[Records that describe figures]
++++++++++

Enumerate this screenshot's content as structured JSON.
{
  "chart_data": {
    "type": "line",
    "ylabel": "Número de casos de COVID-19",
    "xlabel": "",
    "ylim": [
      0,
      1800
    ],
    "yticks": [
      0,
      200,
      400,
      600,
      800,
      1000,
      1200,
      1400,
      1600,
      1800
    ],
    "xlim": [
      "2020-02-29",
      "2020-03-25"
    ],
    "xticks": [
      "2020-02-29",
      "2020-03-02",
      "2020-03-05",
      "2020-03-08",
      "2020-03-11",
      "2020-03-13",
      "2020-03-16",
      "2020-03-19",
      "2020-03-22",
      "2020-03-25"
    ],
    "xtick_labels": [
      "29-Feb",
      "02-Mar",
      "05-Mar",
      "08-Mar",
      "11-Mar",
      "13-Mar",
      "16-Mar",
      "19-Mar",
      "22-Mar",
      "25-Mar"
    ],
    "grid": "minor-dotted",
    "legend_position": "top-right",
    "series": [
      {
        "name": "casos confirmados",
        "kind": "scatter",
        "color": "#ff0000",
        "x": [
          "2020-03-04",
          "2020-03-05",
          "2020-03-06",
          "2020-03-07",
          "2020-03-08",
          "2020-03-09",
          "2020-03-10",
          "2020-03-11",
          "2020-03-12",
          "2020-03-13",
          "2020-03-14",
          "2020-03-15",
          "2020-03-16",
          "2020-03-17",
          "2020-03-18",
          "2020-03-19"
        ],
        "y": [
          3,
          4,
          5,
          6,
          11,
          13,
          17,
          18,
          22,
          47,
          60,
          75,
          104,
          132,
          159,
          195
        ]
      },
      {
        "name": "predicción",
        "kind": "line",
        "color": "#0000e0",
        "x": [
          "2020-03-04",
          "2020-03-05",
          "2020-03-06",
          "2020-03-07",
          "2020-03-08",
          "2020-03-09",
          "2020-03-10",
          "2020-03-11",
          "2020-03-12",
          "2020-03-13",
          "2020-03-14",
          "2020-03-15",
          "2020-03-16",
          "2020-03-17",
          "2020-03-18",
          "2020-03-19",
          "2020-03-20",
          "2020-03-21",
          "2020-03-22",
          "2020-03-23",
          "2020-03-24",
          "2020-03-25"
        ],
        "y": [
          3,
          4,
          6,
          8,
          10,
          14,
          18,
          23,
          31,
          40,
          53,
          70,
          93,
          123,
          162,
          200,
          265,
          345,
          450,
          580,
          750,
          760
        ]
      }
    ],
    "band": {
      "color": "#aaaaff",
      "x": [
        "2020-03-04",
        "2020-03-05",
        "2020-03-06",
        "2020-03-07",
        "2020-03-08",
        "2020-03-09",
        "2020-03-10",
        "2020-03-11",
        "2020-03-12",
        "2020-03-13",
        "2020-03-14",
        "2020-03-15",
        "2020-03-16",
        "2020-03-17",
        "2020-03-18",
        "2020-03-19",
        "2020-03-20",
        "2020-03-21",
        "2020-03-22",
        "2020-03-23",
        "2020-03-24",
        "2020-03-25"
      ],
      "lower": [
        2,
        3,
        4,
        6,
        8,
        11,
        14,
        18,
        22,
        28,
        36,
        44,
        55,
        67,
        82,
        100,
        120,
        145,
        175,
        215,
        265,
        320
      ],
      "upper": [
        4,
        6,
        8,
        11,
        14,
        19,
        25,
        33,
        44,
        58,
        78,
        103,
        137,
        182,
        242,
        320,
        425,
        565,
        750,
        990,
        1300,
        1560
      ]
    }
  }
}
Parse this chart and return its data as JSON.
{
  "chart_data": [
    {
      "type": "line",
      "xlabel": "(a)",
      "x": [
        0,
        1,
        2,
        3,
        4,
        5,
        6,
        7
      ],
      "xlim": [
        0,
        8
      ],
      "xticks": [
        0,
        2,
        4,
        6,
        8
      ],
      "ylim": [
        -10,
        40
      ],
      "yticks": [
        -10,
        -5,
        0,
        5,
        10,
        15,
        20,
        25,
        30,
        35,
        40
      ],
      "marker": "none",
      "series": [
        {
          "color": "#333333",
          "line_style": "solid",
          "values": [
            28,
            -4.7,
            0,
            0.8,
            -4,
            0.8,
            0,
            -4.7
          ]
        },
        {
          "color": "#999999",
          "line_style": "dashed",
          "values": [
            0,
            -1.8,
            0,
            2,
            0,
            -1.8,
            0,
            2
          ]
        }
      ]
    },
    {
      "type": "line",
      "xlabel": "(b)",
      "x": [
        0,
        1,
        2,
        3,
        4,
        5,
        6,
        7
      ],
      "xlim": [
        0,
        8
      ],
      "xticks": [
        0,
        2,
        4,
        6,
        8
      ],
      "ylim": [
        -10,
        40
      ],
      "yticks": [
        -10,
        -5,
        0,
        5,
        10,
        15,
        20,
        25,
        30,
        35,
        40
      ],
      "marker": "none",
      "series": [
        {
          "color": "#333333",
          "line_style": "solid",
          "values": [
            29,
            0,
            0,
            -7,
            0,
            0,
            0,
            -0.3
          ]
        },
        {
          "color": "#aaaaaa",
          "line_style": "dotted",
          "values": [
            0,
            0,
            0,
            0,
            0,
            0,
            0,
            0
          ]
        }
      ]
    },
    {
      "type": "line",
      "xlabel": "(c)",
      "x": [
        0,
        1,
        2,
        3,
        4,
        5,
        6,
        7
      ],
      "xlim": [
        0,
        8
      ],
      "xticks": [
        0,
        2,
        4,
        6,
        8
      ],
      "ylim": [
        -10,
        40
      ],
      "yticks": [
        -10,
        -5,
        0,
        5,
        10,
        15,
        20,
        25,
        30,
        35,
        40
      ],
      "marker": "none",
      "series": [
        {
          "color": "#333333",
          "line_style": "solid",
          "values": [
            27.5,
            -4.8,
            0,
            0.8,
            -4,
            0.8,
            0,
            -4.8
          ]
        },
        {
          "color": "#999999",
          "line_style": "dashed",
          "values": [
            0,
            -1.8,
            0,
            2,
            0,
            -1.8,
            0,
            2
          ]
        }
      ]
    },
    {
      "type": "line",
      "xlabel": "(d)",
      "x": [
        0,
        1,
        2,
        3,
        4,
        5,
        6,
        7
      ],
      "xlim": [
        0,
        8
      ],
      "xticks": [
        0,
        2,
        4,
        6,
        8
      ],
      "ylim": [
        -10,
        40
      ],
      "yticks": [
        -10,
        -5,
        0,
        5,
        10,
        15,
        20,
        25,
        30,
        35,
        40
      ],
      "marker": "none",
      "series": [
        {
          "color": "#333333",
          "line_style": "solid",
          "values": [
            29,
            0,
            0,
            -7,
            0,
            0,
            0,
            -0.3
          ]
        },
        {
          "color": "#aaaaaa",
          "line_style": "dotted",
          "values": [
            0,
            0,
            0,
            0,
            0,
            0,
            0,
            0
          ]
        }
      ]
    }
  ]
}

++++++++++

All of the data needs to be printed once more, exactly.

> _FINAL RESULT_:
Enumerate this screenshot's content as structured JSON.
{
  "chart_data": {
    "type": "line",
    "ylabel": "Número de casos de COVID-19",
    "xlabel": "",
    "ylim": [
      0,
      1800
    ],
    "yticks": [
      0,
      200,
      400,
      600,
      800,
      1000,
      1200,
      1400,
      1600,
      1800
    ],
    "xlim": [
      "2020-02-29",
      "2020-03-25"
    ],
    "xticks": [
      "2020-02-29",
      "2020-03-02",
      "2020-03-05",
      "2020-03-08",
      "2020-03-11",
      "2020-03-13",
      "2020-03-16",
      "2020-03-19",
      "2020-03-22",
      "2020-03-25"
    ],
    "xtick_labels": [
      "29-Feb",
      "02-Mar",
      "05-Mar",
      "08-Mar",
      "11-Mar",
      "13-Mar",
      "16-Mar",
      "19-Mar",
      "22-Mar",
      "25-Mar"
    ],
    "grid": "minor-dotted",
    "legend_position": "top-right",
    "series": [
      {
        "name": "casos confirmados",
        "kind": "scatter",
        "color": "#ff0000",
        "x": [
          "2020-03-04",
          "2020-03-05",
          "2020-03-06",
          "2020-03-07",
          "2020-03-08",
          "2020-03-09",
          "2020-03-10",
          "2020-03-11",
          "2020-03-12",
          "2020-03-13",
          "2020-03-14",
          "2020-03-15",
          "2020-03-16",
          "2020-03-17",
          "2020-03-18",
          "2020-03-19"
        ],
        "y": [
          3,
          4,
          5,
          6,
          11,
          13,
          17,
          18,
          22,
          47,
          60,
          75,
          104,
          132,
          159,
          195
        ]
      },
      {
        "name": "predicción",
        "kind": "line",
        "color": "#0000e0",
        "x": [
          "2020-03-04",
          "2020-03-05",
          "2020-03-06",
          "2020-03-07",
          "2020-03-08",
          "2020-03-09",
          "2020-03-10",
          "2020-03-11",
          "2020-03-12",
          "2020-03-13",
          "2020-03-14",
          "2020-03-15",
          "2020-03-16",
          "2020-03-17",
          "2020-03-18",
          "2020-03-19",
          "2020-03-20",
          "2020-03-21",
          "2020-03-22",
          "2020-03-23",
          "2020-03-24",
          "2020-03-25"
        ],
        "y": [
          3,
          4,
          6,
          8,
          10,
          14,
          18,
          23,
          31,
          40,
          53,
          70,
          93,
          123,
          162,
          200,
          265,
          345,
          450,
          580,
          750,
          760
        ]
      }
    ],
    "band": {
      "color": "#aaaaff",
      "x": [
        "2020-03-04",
        "2020-03-05",
        "2020-03-06",
        "2020-03-07",
        "2020-03-08",
        "2020-03-09",
        "2020-03-10",
        "2020-03-11",
        "2020-03-12",
        "2020-03-13",
        "2020-03-14",
        "2020-03-15",
        "2020-03-16",
        "2020-03-17",
        "2020-03-18",
        "2020-03-19",
        "2020-03-20",
        "2020-03-21",
        "2020-03-22",
        "2020-03-23",
        "2020-03-24",
        "2020-03-25"
      ],
      "lower": [
        2,
        3,
        4,
        6,
        8,
        11,
        14,
        18,
        22,
        28,
        36,
        44,
        55,
        67,
        82,
        100,
        120,
        145,
        175,
        215,
        265,
        320
      ],
      "upper": [
        4,
        6,
        8,
        11,
        14,
        19,
        25,
        33,
        44,
        58,
        78,
        103,
        137,
        182,
        242,
        320,
        425,
        565,
        750,
        990,
        1300,
        1560
      ]
    }
  }
}
Parse this chart and return its data as JSON.
{
  "chart_data": [
    {
      "type": "line",
      "xlabel": "(a)",
      "x": [
        0,
        1,
        2,
        3,
        4,
        5,
        6,
        7
      ],
      "xlim": [
        0,
        8
      ],
      "xticks": [
        0,
        2,
        4,
        6,
        8
      ],
      "ylim": [
        -10,
        40
      ],
      "yticks": [
        -10,
        -5,
        0,
        5,
        10,
        15,
        20,
        25,
        30,
        35,
        40
      ],
      "marker": "none",
      "series": [
        {
          "color": "#333333",
          "line_style": "solid",
          "values": [
            28,
            -4.7,
            0,
            0.8,
            -4,
            0.8,
            0,
            -4.7
          ]
        },
        {
          "color": "#999999",
          "line_style": "dashed",
          "values": [
            0,
            -1.8,
            0,
            2,
            0,
            -1.8,
            0,
            2
          ]
        }
      ]
    },
    {
      "type": "line",
      "xlabel": "(b)",
      "x": [
        0,
        1,
        2,
        3,
        4,
        5,
        6,
        7
      ],
      "xlim": [
        0,
        8
      ],
      "xticks": [
        0,
        2,
        4,
        6,
        8
      ],
      "ylim": [
        -10,
        40
      ],
      "yticks": [
        -10,
        -5,
        0,
        5,
        10,
        15,
        20,
        25,
        30,
        35,
        40
      ],
      "marker": "none",
      "series": [
        {
          "color": "#333333",
          "line_style": "solid",
          "values": [
            29,
            0,
            0,
            -7,
            0,
            0,
            0,
            -0.3
          ]
        },
        {
          "color": "#aaaaaa",
          "line_style": "dotted",
          "values": [
            0,
            0,
            0,
            0,
            0,
            0,
            0,
            0
          ]
        }
      ]
    },
    {
      "type": "line",
      "xlabel": "(c)",
      "x": [
        0,
        1,
        2,
        3,
        4,
        5,
        6,
        7
      ],
      "xlim": [
        0,
        8
      ],
      "xticks": [
        0,
        2,
        4,
        6,
        8
      ],
      "ylim": [
        -10,
        40
      ],
      "yticks": [
        -10,
        -5,
        0,
        5,
        10,
        15,
        20,
        25,
        30,
        35,
        40
      ],
      "marker": "none",
      "series": [
        {
          "color": "#333333",
          "line_style": "solid",
          "values": [
            27.5,
            -4.8,
            0,
            0.8,
            -4,
            0.8,
            0,
            -4.8
          ]
        },
        {
          "color": "#999999",
          "line_style": "dashed",
          "values": [
            0,
            -1.8,
            0,
            2,
            0,
            -1.8,
            0,
            2
          ]
        }
      ]
    },
    {
      "type": "line",
      "xlabel": "(d)",
      "x": [
        0,
        1,
        2,
        3,
        4,
        5,
        6,
        7
      ],
      "xlim": [
        0,
        8
      ],
      "xticks": [
        0,
        2,
        4,
        6,
        8
      ],
      "ylim": [
        -10,
        40
      ],
      "yticks": [
        -10,
        -5,
        0,
        5,
        10,
        15,
        20,
        25,
        30,
        35,
        40
      ],
      "marker": "none",
      "series": [
        {
          "color": "#333333",
          "line_style": "solid",
          "values": [
            29,
            0,
            0,
            -7,
            0,
            0,
            0,
            -0.3
          ]
        },
        {
          "color": "#aaaaaa",
          "line_style": "dotted",
          "values": [
            0,
            0,
            0,
            0,
            0,
            0,
            0,
            0
          ]
        }
      ]
    }
  ]
}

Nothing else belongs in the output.